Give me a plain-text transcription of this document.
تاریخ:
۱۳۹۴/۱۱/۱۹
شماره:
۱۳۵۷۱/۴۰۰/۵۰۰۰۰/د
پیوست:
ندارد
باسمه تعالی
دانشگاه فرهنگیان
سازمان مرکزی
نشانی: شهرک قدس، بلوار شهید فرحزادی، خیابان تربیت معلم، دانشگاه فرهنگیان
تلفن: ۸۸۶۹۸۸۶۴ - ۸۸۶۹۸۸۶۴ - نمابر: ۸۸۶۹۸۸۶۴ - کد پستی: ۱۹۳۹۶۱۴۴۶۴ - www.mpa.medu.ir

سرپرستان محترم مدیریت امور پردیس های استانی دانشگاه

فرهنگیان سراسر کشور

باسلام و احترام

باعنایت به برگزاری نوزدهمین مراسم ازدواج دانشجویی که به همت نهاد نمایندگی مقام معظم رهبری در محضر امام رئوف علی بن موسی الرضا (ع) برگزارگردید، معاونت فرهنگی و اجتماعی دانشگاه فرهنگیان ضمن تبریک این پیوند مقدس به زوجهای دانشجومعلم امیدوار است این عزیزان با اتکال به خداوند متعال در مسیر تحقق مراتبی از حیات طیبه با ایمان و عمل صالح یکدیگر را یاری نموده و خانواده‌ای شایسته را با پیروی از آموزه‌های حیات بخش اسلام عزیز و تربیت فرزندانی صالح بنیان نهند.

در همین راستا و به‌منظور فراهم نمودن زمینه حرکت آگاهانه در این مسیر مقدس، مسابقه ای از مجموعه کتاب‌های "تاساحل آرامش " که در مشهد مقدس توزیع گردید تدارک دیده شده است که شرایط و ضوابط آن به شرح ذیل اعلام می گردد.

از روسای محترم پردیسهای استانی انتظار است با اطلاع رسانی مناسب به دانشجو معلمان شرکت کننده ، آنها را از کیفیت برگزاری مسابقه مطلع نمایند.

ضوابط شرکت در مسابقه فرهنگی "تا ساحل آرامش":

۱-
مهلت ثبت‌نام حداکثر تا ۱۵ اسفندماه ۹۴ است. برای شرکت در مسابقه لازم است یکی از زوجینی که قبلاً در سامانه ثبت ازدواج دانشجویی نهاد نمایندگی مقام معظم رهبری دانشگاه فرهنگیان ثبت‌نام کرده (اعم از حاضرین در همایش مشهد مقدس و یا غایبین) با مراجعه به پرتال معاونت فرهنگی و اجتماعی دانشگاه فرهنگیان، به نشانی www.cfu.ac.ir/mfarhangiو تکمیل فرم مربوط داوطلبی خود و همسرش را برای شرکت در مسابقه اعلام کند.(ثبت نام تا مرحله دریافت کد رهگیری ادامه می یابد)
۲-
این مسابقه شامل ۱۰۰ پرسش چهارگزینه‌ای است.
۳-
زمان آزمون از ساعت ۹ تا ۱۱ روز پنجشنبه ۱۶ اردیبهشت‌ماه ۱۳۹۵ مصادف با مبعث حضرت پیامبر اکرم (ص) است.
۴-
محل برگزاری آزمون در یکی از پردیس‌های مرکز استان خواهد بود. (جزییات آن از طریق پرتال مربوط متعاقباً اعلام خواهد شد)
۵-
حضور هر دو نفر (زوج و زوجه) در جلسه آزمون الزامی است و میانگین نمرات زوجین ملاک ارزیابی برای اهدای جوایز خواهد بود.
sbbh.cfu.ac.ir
==========
### Stated problem
From the records above, extract every line exactly as it stands.

### The solution
Give me a plain-text transcription of this document.
تاریخ:
۱۳۹۴/۱۱/۱۹
شماره:
۱۳۵۷۱/۴۰۰/۵۰۰۰۰/د
پیوست:
ندارد
باسمه تعالی
دانشگاه فرهنگیان
سازمان مرکزی
نشانی: شهرک قدس، بلوار شهید فرحزادی، خیابان تربیت معلم، دانشگاه فرهنگیان
تلفن: ۸۸۶۹۸۸۶۴ - ۸۸۶۹۸۸۶۴ - نمابر: ۸۸۶۹۸۸۶۴ - کد پستی: ۱۹۳۹۶۱۴۴۶۴ - www.mpa.medu.ir

سرپرستان محترم مدیریت امور پردیس های استانی دانشگاه

فرهنگیان سراسر کشور

باسلام و احترام

باعنایت به برگزاری نوزدهمین مراسم ازدواج دانشجویی که به همت نهاد نمایندگی مقام معظم رهبری در محضر امام رئوف علی بن موسی الرضا (ع) برگزارگردید، معاونت فرهنگی و اجتماعی دانشگاه فرهنگیان ضمن تبریک این پیوند مقدس به زوجهای دانشجومعلم امیدوار است این عزیزان با اتکال به خداوند متعال در مسیر تحقق مراتبی از حیات طیبه با ایمان و عمل صالح یکدیگر را یاری نموده و خانواده‌ای شایسته را با پیروی از آموزه‌های حیات بخش اسلام عزیز و تربیت فرزندانی صالح بنیان نهند.

در همین راستا و به‌منظور فراهم نمودن زمینه حرکت آگاهانه در این مسیر مقدس، مسابقه ای از مجموعه کتاب‌های "تاساحل آرامش " که در مشهد مقدس توزیع گردید تدارک دیده شده است که شرایط و ضوابط آن به شرح ذیل اعلام می گردد.

از روسای محترم پردیسهای استانی انتظار است با اطلاع رسانی مناسب به دانشجو معلمان شرکت کننده ، آنها را از کیفیت برگزاری مسابقه مطلع نمایند.

ضوابط شرکت در مسابقه فرهنگی "تا ساحل آرامش":

۱-
مهلت ثبت‌نام حداکثر تا ۱۵ اسفندماه ۹۴ است. برای شرکت در مسابقه لازم است یکی از زوجینی که قبلاً در سامانه ثبت ازدواج دانشجویی نهاد نمایندگی مقام معظم رهبری دانشگاه فرهنگیان ثبت‌نام کرده (اعم از حاضرین در همایش مشهد مقدس و یا غایبین) با مراجعه به پرتال معاونت فرهنگی و اجتماعی دانشگاه فرهنگیان، به نشانی www.cfu.ac.ir/mfarhangiو تکمیل فرم مربوط داوطلبی خود و همسرش را برای شرکت در مسابقه اعلام کند.(ثبت نام تا مرحله دریافت کد رهگیری ادامه می یابد)
۲-
این مسابقه شامل ۱۰۰ پرسش چهارگزینه‌ای است.
۳-
زمان آزمون از ساعت ۹ تا ۱۱ روز پنجشنبه ۱۶ اردیبهشت‌ماه ۱۳۹۵ مصادف با مبعث حضرت پیامبر اکرم (ص) است.
۴-
محل برگزاری آزمون در یکی از پردیس‌های مرکز استان خواهد بود. (جزییات آن از طریق پرتال مربوط متعاقباً اعلام خواهد شد)
۵-
حضور هر دو نفر (زوج و زوجه) در جلسه آزمون الزامی است و میانگین نمرات زوجین ملاک ارزیابی برای اهدای جوایز خواهد بود.
sbbh.cfu.ac.ir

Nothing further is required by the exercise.